Dataset rows about figures
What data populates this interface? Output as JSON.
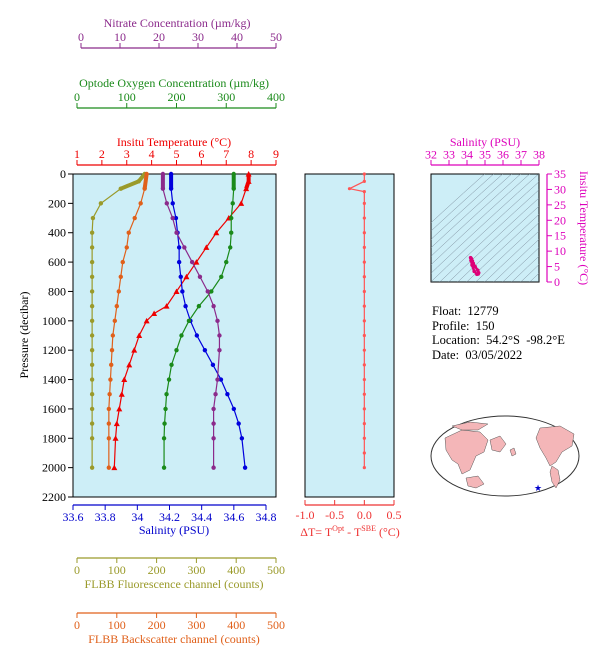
{
  "axes": {
    "nitrate": {
      "label": "Nitrate Concentration (µm/kg)",
      "range": [
        0,
        50
      ],
      "ticks": [
        0,
        10,
        20,
        30,
        40,
        50
      ],
      "color": "#8b2a8b"
    },
    "oxygen": {
      "label": "Optode Oxygen Concentration (µm/kg)",
      "range": [
        0,
        400
      ],
      "ticks": [
        0,
        100,
        200,
        300,
        400
      ],
      "color": "#1a8a1a"
    },
    "temperature": {
      "label": "Insitu Temperature (°C)",
      "range": [
        1,
        9
      ],
      "ticks": [
        1,
        2,
        3,
        4,
        5,
        6,
        7,
        8,
        9
      ],
      "color": "#ee0000"
    },
    "salinity": {
      "label": "Salinity (PSU)",
      "range": [
        33.6,
        34.8
      ],
      "ticks": [
        33.6,
        33.8,
        34.0,
        34.2,
        34.4,
        34.6,
        34.8
      ],
      "color": "#0000cc"
    },
    "pressure": {
      "label": "Pressure (decibar)",
      "range": [
        0,
        2200
      ],
      "ticks": [
        0,
        200,
        400,
        600,
        800,
        1000,
        1200,
        1400,
        1600,
        1800,
        2000,
        2200
      ],
      "color": "#000000"
    },
    "fluorescence": {
      "label": "FLBB Fluorescence channel (counts)",
      "range": [
        0,
        500
      ],
      "ticks": [
        0,
        100,
        200,
        300,
        400,
        500
      ],
      "color": "#9a9a2a"
    },
    "backscatter": {
      "label": "FLBB Backscatter channel (counts)",
      "range": [
        0,
        500
      ],
      "ticks": [
        0,
        100,
        200,
        300,
        400,
        500
      ],
      "color": "#e0601a"
    },
    "delta_t": {
      "label_prefix": "ΔT= T",
      "label_sup1": "Opt",
      "label_mid": " - T",
      "label_sup2": "SBE",
      "label_suffix": " (°C)",
      "range": [
        -1.0,
        0.5
      ],
      "ticks": [
        "-1.0",
        "-0.5",
        "0.0",
        "0.5"
      ],
      "color": "#ee3333"
    },
    "ts_salinity": {
      "label": "Salinity (PSU)",
      "range": [
        32,
        38
      ],
      "ticks": [
        32,
        33,
        34,
        35,
        36,
        37,
        38
      ],
      "color": "#dd00bb"
    },
    "ts_temperature": {
      "label": "Insitu Temperature (°C)",
      "range": [
        0,
        35
      ],
      "ticks": [
        0,
        5,
        10,
        15,
        20,
        25,
        30,
        35
      ],
      "color": "#dd00bb"
    }
  },
  "chart_data": [
    {
      "type": "line",
      "title": "",
      "ylabel": "Pressure (decibar)",
      "ylim": [
        2200,
        0
      ],
      "grid": false,
      "background": "#cdeef7",
      "series": [
        {
          "name": "Insitu Temperature (°C)",
          "axis": "temperature",
          "color": "#ee0000",
          "marker": "triangle",
          "x": [
            7.9,
            7.9,
            7.8,
            7.6,
            7.1,
            6.6,
            6.2,
            5.8,
            5.4,
            5.0,
            4.6,
            4.1,
            3.8,
            3.5,
            3.3,
            3.1,
            2.9,
            2.8,
            2.7,
            2.6,
            2.55,
            2.5
          ],
          "y": [
            0,
            50,
            100,
            200,
            300,
            400,
            500,
            600,
            700,
            800,
            900,
            950,
            1000,
            1100,
            1200,
            1300,
            1400,
            1500,
            1600,
            1700,
            1800,
            2000
          ]
        },
        {
          "name": "Salinity (PSU)",
          "axis": "salinity",
          "color": "#0000dd",
          "marker": "circle",
          "x": [
            34.21,
            34.21,
            34.22,
            34.24,
            34.25,
            34.26,
            34.26,
            34.27,
            34.28,
            34.3,
            34.33,
            34.37,
            34.42,
            34.47,
            34.52,
            34.56,
            34.6,
            34.63,
            34.65,
            34.67
          ],
          "y": [
            0,
            100,
            200,
            300,
            400,
            500,
            600,
            700,
            800,
            900,
            1000,
            1100,
            1200,
            1300,
            1400,
            1500,
            1600,
            1700,
            1800,
            2000
          ]
        },
        {
          "name": "Optode Oxygen Concentration (µm/kg)",
          "axis": "oxygen",
          "color": "#1a8a1a",
          "marker": "circle",
          "x": [
            315,
            315,
            313,
            310,
            310,
            308,
            300,
            290,
            270,
            245,
            225,
            210,
            200,
            190,
            185,
            180,
            178,
            176,
            175,
            175
          ],
          "y": [
            0,
            100,
            200,
            300,
            400,
            500,
            600,
            700,
            800,
            900,
            1000,
            1100,
            1200,
            1300,
            1400,
            1500,
            1600,
            1700,
            1800,
            2000
          ]
        },
        {
          "name": "Nitrate Concentration (µm/kg)",
          "axis": "nitrate",
          "color": "#8b2a8b",
          "marker": "circle",
          "x": [
            21,
            21,
            22,
            23.5,
            24.5,
            26.5,
            28.5,
            30.5,
            32.5,
            34,
            35,
            35.5,
            35.5,
            35,
            34.5,
            34,
            34,
            34,
            34
          ],
          "y": [
            0,
            100,
            200,
            300,
            400,
            500,
            600,
            700,
            800,
            900,
            1000,
            1100,
            1200,
            1400,
            1500,
            1600,
            1700,
            1800,
            2000
          ]
        },
        {
          "name": "FLBB Fluorescence channel (counts)",
          "axis": "fluorescence",
          "color": "#9a9a2a",
          "marker": "circle",
          "x": [
            170,
            155,
            110,
            60,
            40,
            38,
            38,
            38,
            38,
            38,
            38,
            38,
            38,
            38,
            38,
            38,
            38,
            38,
            38,
            38,
            38
          ],
          "y": [
            0,
            50,
            100,
            200,
            300,
            400,
            500,
            600,
            700,
            800,
            900,
            1000,
            1100,
            1200,
            1300,
            1400,
            1500,
            1600,
            1700,
            1800,
            2000
          ]
        },
        {
          "name": "FLBB Backscatter channel (counts)",
          "axis": "backscatter",
          "color": "#e0601a",
          "marker": "circle",
          "x": [
            175,
            170,
            160,
            145,
            130,
            125,
            115,
            110,
            105,
            100,
            95,
            90,
            88,
            86,
            84,
            82,
            80,
            80,
            80,
            80
          ],
          "y": [
            0,
            100,
            200,
            300,
            400,
            500,
            600,
            700,
            800,
            900,
            1000,
            1100,
            1200,
            1300,
            1400,
            1500,
            1600,
            1700,
            1800,
            2000
          ]
        }
      ]
    },
    {
      "type": "line",
      "xlabel": "ΔT= TOpt - TSBE (°C)",
      "xlim": [
        -1.0,
        0.5
      ],
      "ylim": [
        2200,
        0
      ],
      "series": [
        {
          "name": "ΔT",
          "color": "#ff5555",
          "x": [
            0.0,
            0.0,
            -0.25,
            0.0,
            0.0,
            0.0,
            0.0,
            0.0,
            0.0,
            0.0,
            0.0,
            0.0,
            0.0,
            0.0,
            0.0,
            0.0,
            0.0,
            0.0,
            0.0,
            0.0,
            0.0,
            0.0,
            0.0
          ],
          "y": [
            0,
            50,
            100,
            120,
            200,
            300,
            400,
            500,
            600,
            700,
            800,
            900,
            1000,
            1100,
            1200,
            1300,
            1400,
            1500,
            1600,
            1700,
            1800,
            1900,
            2000
          ]
        }
      ]
    },
    {
      "type": "scatter",
      "xlabel": "Salinity (PSU)",
      "ylabel": "Insitu Temperature (°C)",
      "xlim": [
        32,
        38
      ],
      "ylim": [
        0,
        35
      ],
      "series": [
        {
          "name": "T-S",
          "color": "#dd0077",
          "x": [
            34.2,
            34.25,
            34.3,
            34.35,
            34.45,
            34.6,
            34.65,
            34.62,
            34.55,
            34.4,
            34.28,
            34.22
          ],
          "y": [
            7.9,
            7.5,
            6.8,
            6.0,
            5.0,
            3.8,
            3.0,
            2.6,
            2.5,
            3.5,
            5.5,
            7.0
          ]
        }
      ]
    }
  ],
  "info": {
    "float": "Float:  12779",
    "profile": "Profile:  150",
    "location": "Location:  54.2°S  -98.2°E",
    "date": "Date:  03/05/2022"
  }
}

» Directions for this task: Pick out every line with the string "Optode" and copy it.

» Solution for this problem:
      "label": "Optode Oxygen Concentration (µm/kg)",
          "name": "Optode Oxygen Concentration (µm/kg)",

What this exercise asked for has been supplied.